#### Set problem:
Write out every record below exactly as it appears.

--- start Given entries ---

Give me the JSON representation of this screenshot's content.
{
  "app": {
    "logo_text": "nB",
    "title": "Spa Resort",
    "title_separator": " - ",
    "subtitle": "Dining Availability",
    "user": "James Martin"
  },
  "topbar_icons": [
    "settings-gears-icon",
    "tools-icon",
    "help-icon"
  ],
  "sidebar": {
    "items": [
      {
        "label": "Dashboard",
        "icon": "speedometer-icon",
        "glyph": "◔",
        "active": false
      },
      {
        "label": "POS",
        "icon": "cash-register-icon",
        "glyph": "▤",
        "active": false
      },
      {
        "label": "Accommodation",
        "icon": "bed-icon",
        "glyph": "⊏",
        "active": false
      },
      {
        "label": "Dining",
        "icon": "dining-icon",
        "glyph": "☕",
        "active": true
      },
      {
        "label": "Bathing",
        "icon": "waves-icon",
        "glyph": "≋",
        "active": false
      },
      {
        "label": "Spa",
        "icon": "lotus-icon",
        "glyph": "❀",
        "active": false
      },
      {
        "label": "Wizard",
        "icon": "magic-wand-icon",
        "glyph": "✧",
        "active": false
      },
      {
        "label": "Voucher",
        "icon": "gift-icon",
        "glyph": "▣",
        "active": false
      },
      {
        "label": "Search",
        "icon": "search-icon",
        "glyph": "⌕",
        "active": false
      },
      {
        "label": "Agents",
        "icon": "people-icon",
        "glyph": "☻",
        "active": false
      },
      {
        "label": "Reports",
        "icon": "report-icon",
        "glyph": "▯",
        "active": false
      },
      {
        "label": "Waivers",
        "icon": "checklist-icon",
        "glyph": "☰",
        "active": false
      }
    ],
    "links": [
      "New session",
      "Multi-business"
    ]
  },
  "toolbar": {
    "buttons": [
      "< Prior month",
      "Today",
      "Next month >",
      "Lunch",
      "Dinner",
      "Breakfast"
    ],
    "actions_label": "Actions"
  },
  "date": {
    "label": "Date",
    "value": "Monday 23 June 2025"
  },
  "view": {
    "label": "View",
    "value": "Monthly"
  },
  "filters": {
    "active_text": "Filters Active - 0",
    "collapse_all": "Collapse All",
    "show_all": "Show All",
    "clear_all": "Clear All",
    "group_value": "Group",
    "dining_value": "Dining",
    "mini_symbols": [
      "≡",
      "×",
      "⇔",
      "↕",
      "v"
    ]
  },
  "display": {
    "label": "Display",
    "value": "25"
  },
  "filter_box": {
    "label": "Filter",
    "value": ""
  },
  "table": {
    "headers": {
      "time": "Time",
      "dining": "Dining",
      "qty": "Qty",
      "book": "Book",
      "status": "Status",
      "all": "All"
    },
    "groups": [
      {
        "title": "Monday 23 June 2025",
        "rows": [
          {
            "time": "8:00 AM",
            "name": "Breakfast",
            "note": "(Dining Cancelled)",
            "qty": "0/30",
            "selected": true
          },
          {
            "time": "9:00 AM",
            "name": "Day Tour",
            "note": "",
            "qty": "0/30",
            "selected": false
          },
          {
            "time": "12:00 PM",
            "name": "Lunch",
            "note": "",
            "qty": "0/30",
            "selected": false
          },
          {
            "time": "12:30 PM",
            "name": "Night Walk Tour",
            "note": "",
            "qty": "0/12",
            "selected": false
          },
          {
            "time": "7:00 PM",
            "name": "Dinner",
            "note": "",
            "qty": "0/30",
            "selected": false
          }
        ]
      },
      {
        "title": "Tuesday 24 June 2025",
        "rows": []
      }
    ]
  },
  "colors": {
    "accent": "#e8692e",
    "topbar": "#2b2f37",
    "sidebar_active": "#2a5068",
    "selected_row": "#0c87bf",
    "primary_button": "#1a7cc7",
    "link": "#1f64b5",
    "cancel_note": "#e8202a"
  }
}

--- end Given entries ---

#### Written answer:
Give me the JSON representation of this screenshot's content.
{
  "app": {
    "logo_text": "nB",
    "title": "Spa Resort",
    "title_separator": " - ",
    "subtitle": "Dining Availability",
    "user": "James Martin"
  },
  "topbar_icons": [
    "settings-gears-icon",
    "tools-icon",
    "help-icon"
  ],
  "sidebar": {
    "items": [
      {
        "label": "Dashboard",
        "icon": "speedometer-icon",
        "glyph": "◔",
        "active": false
      },
      {
        "label": "POS",
        "icon": "cash-register-icon",
        "glyph": "▤",
        "active": false
      },
      {
        "label": "Accommodation",
        "icon": "bed-icon",
        "glyph": "⊏",
        "active": false
      },
      {
        "label": "Dining",
        "icon": "dining-icon",
        "glyph": "☕",
        "active": true
      },
      {
        "label": "Bathing",
        "icon": "waves-icon",
        "glyph": "≋",
        "active": false
      },
      {
        "label": "Spa",
        "icon": "lotus-icon",
        "glyph": "❀",
        "active": false
      },
      {
        "label": "Wizard",
        "icon": "magic-wand-icon",
        "glyph": "✧",
        "active": false
      },
      {
        "label": "Voucher",
        "icon": "gift-icon",
        "glyph": "▣",
        "active": false
      },
      {
        "label": "Search",
        "icon": "search-icon",
        "glyph": "⌕",
        "active": false
      },
      {
        "label": "Agents",
        "icon": "people-icon",
        "glyph": "☻",
        "active": false
      },
      {
        "label": "Reports",
        "icon": "report-icon",
        "glyph": "▯",
        "active": false
      },
      {
        "label": "Waivers",
        "icon": "checklist-icon",
        "glyph": "☰",
        "active": false
      }
    ],
    "links": [
      "New session",
      "Multi-business"
    ]
  },
  "toolbar": {
    "buttons": [
      "< Prior month",
      "Today",
      "Next month >",
      "Lunch",
      "Dinner",
      "Breakfast"
    ],
    "actions_label": "Actions"
  },
  "date": {
    "label": "Date",
    "value": "Monday 23 June 2025"
  },
  "view": {
    "label": "View",
    "value": "Monthly"
  },
  "filters": {
    "active_text": "Filters Active - 0",
    "collapse_all": "Collapse All",
    "show_all": "Show All",
    "clear_all": "Clear All",
    "group_value": "Group",
    "dining_value": "Dining",
    "mini_symbols": [
      "≡",
      "×",
      "⇔",
      "↕",
      "v"
    ]
  },
  "display": {
    "label": "Display",
    "value": "25"
  },
  "filter_box": {
    "label": "Filter",
    "value": ""
  },
  "table": {
    "headers": {
      "time": "Time",
      "dining": "Dining",
      "qty": "Qty",
      "book": "Book",
      "status": "Status",
      "all": "All"
    },
    "groups": [
      {
        "title": "Monday 23 June 2025",
        "rows": [
          {
            "time": "8:00 AM",
            "name": "Breakfast",
            "note": "(Dining Cancelled)",
            "qty": "0/30",
            "selected": true
          },
          {
            "time": "9:00 AM",
            "name": "Day Tour",
            "note": "",
            "qty": "0/30",
            "selected": false
          },
          {
            "time": "12:00 PM",
            "name": "Lunch",
            "note": "",
            "qty": "0/30",
            "selected": false
          },
          {
            "time": "12:30 PM",
            "name": "Night Walk Tour",
            "note": "",
            "qty": "0/12",
            "selected": false
          },
          {
            "time": "7:00 PM",
            "name": "Dinner",
            "note": "",
            "qty": "0/30",
            "selected": false
          }
        ]
      },
      {
        "title": "Tuesday 24 June 2025",
        "rows": []
      }
    ]
  },
  "colors": {
    "accent": "#e8692e",
    "topbar": "#2b2f37",
    "sidebar_active": "#2a5068",
    "selected_row": "#0c87bf",
    "primary_button": "#1a7cc7",
    "link": "#1f64b5",
    "cancel_note": "#e8202a"
  }
}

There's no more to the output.